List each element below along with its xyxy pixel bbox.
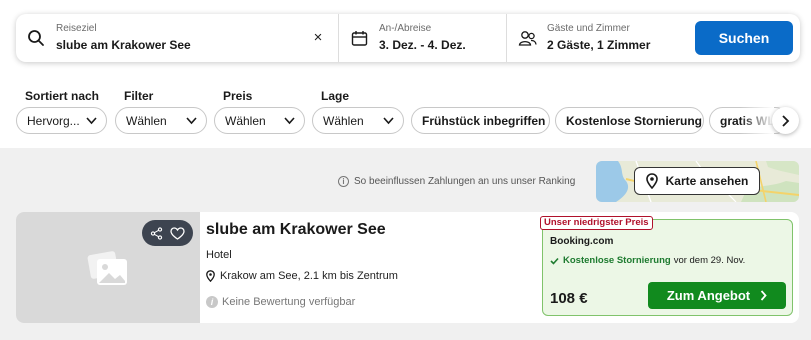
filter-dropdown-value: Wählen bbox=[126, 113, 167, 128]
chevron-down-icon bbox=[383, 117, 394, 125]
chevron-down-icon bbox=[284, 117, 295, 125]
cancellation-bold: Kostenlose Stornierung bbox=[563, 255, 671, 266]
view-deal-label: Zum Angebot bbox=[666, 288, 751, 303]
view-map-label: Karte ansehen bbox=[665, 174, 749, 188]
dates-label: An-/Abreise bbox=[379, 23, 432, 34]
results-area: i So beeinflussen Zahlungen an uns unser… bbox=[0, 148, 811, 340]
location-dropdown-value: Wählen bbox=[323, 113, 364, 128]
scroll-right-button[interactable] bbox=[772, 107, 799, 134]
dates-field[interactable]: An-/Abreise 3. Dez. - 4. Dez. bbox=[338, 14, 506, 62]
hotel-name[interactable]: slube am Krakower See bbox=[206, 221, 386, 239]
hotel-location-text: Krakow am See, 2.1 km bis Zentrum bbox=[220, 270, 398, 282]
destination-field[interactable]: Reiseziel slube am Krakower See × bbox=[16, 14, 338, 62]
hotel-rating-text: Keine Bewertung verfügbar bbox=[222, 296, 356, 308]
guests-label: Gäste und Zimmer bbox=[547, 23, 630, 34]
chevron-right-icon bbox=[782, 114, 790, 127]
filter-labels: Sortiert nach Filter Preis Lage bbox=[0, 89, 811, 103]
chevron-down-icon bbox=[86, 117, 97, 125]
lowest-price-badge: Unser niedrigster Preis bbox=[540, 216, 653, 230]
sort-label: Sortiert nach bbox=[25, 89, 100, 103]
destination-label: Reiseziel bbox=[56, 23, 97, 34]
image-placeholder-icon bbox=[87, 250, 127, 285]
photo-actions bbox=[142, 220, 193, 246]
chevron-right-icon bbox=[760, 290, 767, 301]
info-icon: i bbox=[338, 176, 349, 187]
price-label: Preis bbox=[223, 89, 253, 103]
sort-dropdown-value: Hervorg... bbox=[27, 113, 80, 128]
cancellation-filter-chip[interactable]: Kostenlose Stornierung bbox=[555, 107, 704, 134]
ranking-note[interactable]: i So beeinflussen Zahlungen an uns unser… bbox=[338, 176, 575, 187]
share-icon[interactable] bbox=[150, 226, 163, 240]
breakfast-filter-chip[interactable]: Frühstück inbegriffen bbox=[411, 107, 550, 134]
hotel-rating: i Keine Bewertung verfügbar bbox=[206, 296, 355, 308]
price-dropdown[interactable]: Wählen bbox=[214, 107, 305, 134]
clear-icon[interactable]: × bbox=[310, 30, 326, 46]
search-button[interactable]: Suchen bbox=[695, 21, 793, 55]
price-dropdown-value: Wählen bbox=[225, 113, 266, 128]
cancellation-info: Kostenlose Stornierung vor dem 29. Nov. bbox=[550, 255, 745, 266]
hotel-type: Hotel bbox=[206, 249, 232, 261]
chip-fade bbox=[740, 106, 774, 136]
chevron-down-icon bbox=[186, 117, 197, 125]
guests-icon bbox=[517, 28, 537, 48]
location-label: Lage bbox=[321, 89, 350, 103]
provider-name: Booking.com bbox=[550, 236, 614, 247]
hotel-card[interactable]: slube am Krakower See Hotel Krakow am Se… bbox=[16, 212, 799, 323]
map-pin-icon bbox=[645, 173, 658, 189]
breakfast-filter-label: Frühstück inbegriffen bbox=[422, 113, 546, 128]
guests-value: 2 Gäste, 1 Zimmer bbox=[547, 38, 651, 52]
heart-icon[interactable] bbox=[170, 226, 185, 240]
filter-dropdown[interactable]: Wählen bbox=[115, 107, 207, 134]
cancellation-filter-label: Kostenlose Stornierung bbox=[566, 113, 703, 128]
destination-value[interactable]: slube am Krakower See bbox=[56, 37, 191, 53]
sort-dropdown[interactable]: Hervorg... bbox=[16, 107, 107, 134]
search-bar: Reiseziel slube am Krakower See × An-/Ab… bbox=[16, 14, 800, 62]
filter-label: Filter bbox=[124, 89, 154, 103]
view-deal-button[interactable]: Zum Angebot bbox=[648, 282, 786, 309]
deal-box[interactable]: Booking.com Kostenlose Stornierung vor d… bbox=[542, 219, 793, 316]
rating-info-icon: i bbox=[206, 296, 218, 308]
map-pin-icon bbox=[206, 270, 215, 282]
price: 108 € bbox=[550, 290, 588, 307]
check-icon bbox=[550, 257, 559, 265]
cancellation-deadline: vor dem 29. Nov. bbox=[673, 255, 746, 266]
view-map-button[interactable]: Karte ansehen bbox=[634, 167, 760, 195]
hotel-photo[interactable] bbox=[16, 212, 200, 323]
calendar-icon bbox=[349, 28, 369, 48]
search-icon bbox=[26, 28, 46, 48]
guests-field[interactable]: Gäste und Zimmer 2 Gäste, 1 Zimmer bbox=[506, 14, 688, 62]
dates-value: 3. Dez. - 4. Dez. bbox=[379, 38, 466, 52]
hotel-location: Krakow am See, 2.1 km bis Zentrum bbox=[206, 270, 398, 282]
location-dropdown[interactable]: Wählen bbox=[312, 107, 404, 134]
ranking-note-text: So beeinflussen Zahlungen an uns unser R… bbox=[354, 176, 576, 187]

==

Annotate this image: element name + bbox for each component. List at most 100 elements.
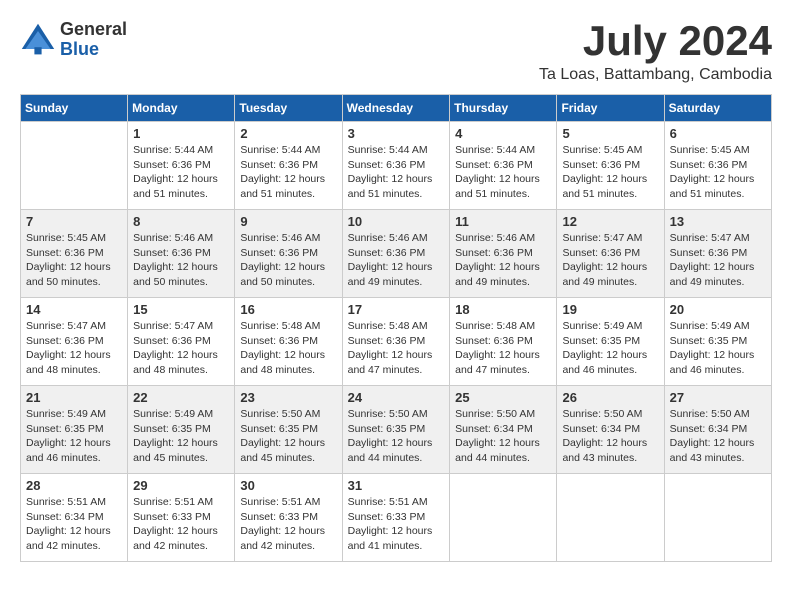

> Instructions to follow:
Put everything from the line containing "List each element" down to the line containing "filter-labels: Sortiert nach" in the items above into a JSON list of strings, one string per line, leaving out blank lines and pictures.

> Exercise result:
[
  "List each element below along with its xyxy pixel bbox.",
  "filter-dropdown-value: Wählen bbox=[126, 113, 167, 128]",
  "chevron-down-icon bbox=[383, 117, 394, 125]",
  "chevron-down-icon bbox=[284, 117, 295, 125]",
  "cancellation-bold: Kostenlose Stornierung bbox=[563, 255, 671, 266]",
  "view-deal-label: Zum Angebot bbox=[666, 288, 751, 303]",
  "view-map-label: Karte ansehen bbox=[665, 174, 749, 188]",
  "dates-label: An-/Abreise bbox=[379, 23, 432, 34]",
  "results-area: i So beeinflussen Zahlungen an uns unser… bbox=[0, 148, 811, 340]",
  "location-dropdown-value: Wählen bbox=[323, 113, 364, 128]",
  "scroll-right-button[interactable] bbox=[772, 107, 799, 134]",
  "dates-field[interactable]: An-/Abreise 3. Dez. - 4. Dez. bbox=[338, 14, 506, 62]",
  "hotel-name[interactable]: slube am Krakower See bbox=[206, 221, 386, 239]",
  "hotel-location-text: Krakow am See, 2.1 km bis Zentrum bbox=[220, 270, 398, 282]",
  "destination-field[interactable]: Reiseziel slube am Krakower See × bbox=[16, 14, 338, 62]",
  "hotel-rating-text: Keine Bewertung verfügbar bbox=[222, 296, 356, 308]",
  "guests-label: Gäste und Zimmer bbox=[547, 23, 630, 34]",
  "chevron-right-icon bbox=[782, 114, 790, 127]",
  "filter-labels: Sortiert nach Filter Preis Lage bbox=[0, 89, 811, 103]"
]